## start Record set
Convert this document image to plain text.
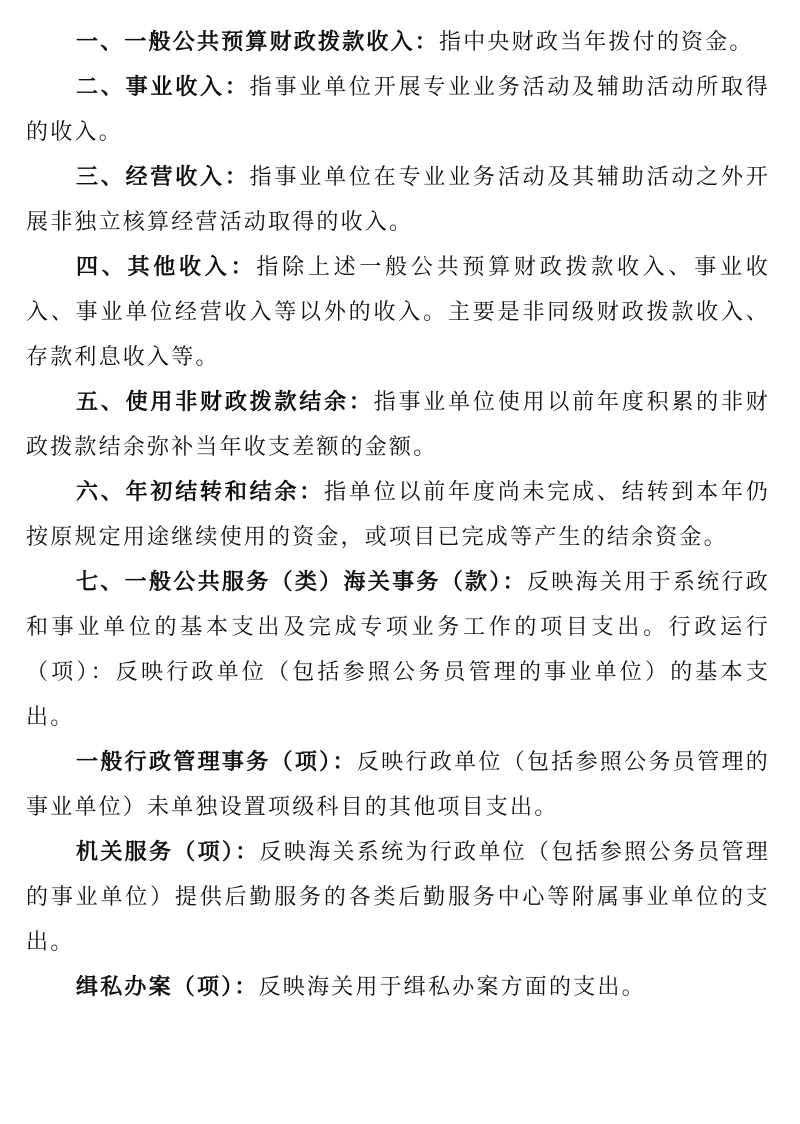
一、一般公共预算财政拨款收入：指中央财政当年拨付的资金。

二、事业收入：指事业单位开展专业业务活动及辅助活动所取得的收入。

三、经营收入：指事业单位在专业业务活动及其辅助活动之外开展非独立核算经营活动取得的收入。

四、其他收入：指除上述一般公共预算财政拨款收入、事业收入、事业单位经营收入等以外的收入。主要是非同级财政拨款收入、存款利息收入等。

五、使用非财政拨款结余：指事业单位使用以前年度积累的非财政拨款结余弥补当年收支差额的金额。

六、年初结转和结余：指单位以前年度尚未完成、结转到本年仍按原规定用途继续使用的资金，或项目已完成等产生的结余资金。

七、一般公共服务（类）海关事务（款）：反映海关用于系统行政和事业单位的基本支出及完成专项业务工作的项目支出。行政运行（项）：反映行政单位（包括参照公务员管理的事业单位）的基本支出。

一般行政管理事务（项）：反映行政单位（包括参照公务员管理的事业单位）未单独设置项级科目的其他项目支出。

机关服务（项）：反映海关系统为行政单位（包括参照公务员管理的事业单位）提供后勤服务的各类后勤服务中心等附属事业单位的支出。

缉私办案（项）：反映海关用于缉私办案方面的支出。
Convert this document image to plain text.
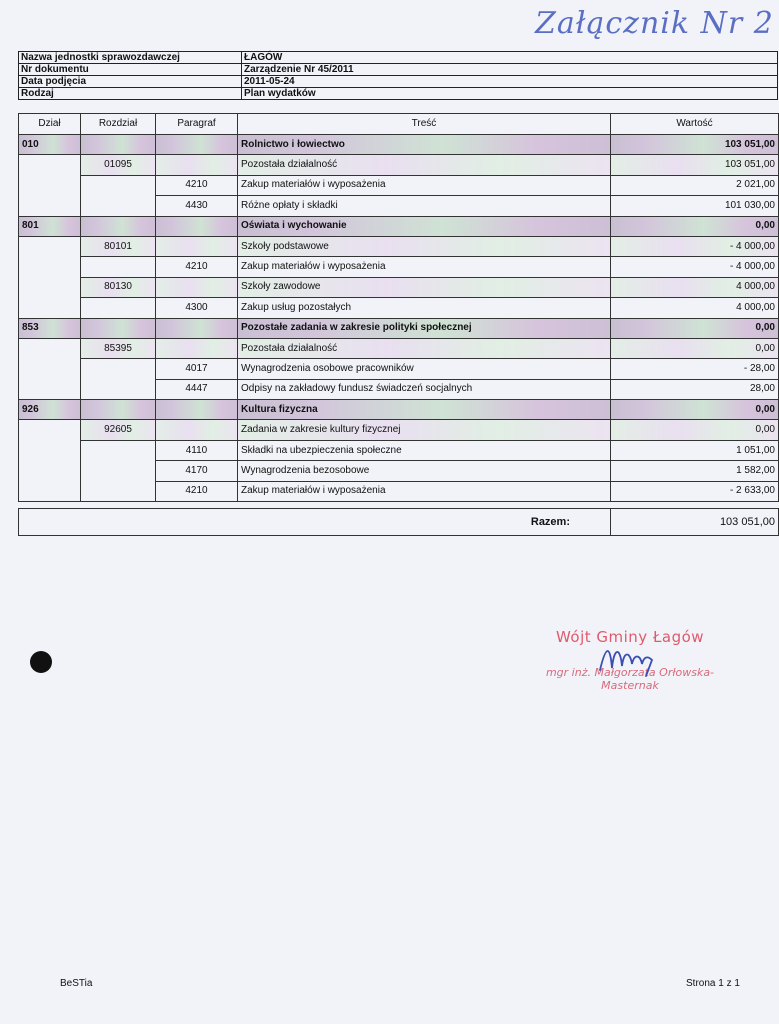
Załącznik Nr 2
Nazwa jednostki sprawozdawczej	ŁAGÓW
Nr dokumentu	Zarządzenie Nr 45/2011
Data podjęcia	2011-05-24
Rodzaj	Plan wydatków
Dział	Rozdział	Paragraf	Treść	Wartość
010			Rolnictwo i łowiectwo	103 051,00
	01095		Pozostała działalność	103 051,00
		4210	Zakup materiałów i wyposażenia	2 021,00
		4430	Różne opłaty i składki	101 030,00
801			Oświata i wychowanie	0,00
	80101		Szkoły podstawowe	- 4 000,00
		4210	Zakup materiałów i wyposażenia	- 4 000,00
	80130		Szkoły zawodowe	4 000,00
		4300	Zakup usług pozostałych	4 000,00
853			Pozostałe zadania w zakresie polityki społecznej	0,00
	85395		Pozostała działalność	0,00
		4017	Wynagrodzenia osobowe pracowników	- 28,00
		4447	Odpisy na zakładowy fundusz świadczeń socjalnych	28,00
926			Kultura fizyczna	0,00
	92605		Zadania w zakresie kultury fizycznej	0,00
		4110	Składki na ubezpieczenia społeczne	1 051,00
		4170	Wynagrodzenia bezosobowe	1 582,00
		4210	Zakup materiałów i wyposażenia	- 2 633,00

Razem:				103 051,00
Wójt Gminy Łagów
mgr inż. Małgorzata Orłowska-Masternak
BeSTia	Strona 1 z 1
## end Record set
## start Record set
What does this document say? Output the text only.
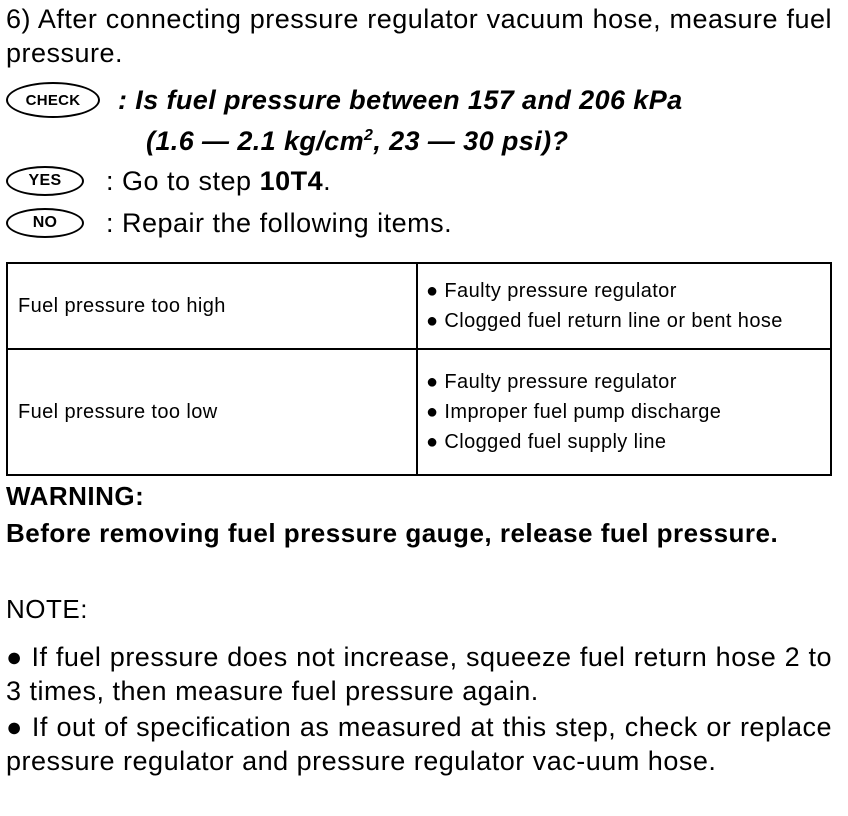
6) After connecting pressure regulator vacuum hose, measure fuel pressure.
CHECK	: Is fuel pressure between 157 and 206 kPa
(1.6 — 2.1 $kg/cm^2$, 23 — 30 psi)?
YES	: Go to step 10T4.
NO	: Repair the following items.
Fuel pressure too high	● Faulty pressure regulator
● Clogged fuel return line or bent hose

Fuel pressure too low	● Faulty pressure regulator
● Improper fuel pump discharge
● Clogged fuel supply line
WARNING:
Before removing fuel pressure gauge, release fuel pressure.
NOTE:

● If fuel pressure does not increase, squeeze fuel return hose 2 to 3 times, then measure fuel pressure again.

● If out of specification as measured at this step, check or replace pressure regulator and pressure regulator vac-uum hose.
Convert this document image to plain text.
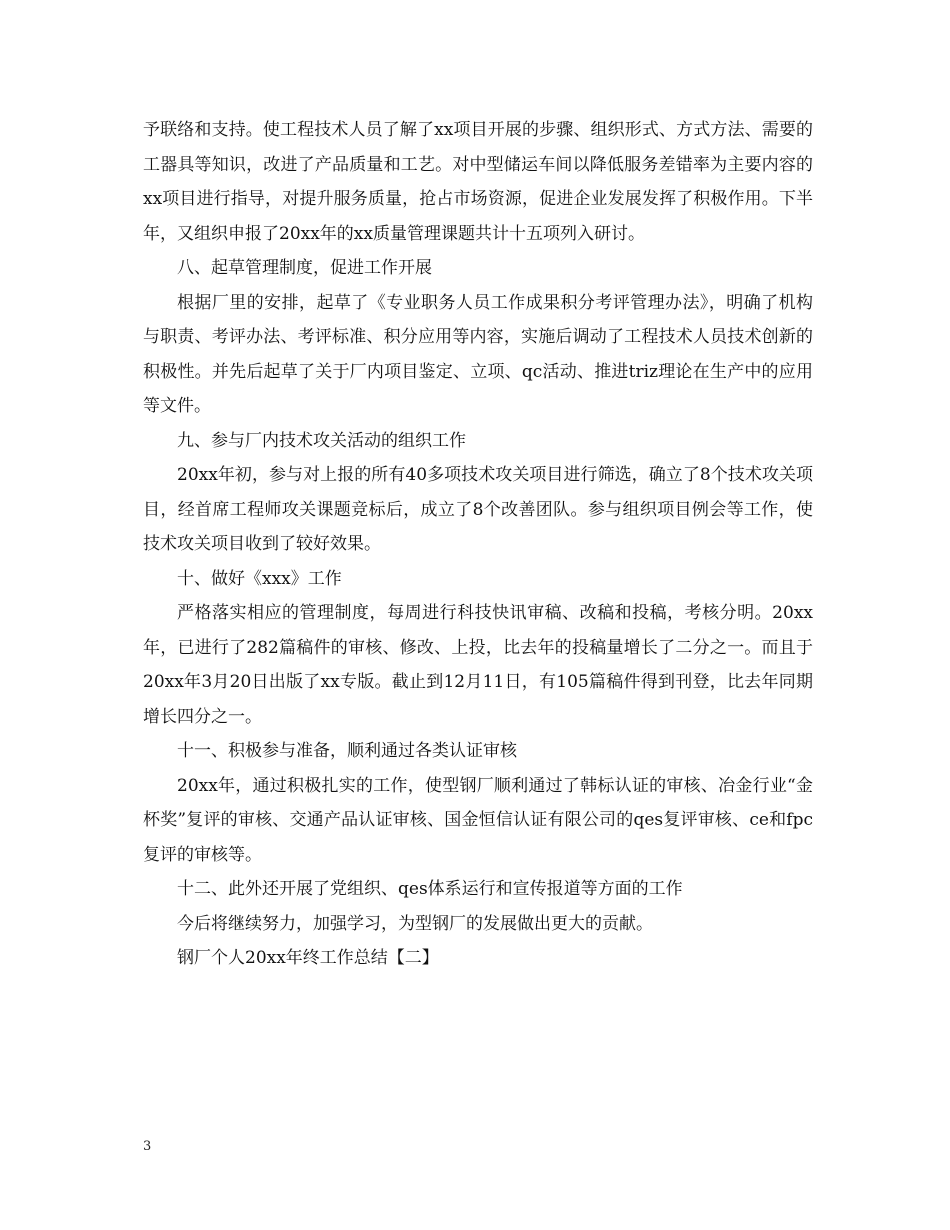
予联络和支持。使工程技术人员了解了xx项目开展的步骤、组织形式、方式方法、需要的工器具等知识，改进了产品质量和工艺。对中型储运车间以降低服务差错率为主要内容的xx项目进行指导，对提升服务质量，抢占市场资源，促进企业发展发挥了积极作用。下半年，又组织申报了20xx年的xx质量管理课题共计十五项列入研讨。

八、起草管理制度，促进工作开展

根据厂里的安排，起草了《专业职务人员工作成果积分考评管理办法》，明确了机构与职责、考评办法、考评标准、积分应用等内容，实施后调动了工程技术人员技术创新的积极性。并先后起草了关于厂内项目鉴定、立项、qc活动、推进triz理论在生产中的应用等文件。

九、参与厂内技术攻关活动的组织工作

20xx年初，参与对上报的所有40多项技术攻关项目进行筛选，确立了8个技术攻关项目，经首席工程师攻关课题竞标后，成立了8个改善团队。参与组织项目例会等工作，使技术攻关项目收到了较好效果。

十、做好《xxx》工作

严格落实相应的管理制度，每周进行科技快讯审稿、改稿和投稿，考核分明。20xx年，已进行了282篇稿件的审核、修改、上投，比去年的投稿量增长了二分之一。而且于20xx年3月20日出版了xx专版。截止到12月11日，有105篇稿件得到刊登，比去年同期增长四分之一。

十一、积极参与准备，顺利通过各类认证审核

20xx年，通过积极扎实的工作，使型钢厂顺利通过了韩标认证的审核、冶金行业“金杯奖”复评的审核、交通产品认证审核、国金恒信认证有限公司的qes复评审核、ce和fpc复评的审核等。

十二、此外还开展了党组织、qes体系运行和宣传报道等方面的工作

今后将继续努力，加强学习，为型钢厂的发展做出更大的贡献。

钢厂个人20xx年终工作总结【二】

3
## end Record set
## start Record set
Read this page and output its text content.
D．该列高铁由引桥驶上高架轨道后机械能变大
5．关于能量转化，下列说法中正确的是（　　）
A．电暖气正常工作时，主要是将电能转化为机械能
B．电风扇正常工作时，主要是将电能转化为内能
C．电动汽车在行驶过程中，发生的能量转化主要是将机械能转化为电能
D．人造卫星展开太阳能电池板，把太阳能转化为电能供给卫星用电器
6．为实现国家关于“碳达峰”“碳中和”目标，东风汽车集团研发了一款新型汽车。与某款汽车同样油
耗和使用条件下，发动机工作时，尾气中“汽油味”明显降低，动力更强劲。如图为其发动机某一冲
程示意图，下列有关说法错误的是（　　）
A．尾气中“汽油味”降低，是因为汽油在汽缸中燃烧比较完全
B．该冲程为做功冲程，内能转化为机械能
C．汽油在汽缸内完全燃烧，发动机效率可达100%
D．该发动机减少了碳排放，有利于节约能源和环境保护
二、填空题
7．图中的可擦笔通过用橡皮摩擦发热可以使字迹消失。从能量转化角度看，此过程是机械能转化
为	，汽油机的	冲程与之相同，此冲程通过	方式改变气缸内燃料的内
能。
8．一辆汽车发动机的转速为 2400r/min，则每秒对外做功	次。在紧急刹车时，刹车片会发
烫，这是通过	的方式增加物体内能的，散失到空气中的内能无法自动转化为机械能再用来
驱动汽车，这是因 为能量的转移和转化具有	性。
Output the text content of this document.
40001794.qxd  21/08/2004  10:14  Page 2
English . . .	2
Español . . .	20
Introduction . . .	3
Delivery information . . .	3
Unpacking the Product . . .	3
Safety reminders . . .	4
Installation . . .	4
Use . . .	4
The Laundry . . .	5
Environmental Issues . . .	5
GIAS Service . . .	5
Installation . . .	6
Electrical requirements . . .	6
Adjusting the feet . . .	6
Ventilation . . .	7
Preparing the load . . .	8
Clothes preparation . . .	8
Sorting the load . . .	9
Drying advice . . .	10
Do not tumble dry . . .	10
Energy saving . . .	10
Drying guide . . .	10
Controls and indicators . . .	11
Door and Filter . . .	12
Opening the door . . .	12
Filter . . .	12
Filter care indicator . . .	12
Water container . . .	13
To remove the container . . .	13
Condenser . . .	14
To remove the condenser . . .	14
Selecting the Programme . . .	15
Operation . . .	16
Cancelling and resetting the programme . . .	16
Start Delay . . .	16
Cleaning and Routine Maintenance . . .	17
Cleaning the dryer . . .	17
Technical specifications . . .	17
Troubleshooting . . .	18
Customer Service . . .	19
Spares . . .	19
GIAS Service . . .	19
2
## end Record set
Goal of the exercise —
Pull out all lines from the listing that contain the string "return".

The result —
● Clogged fuel return line or bent hose
● If fuel pressure does not increase, squeeze fuel return hose 2 to 3 times, then measure fuel pressure again.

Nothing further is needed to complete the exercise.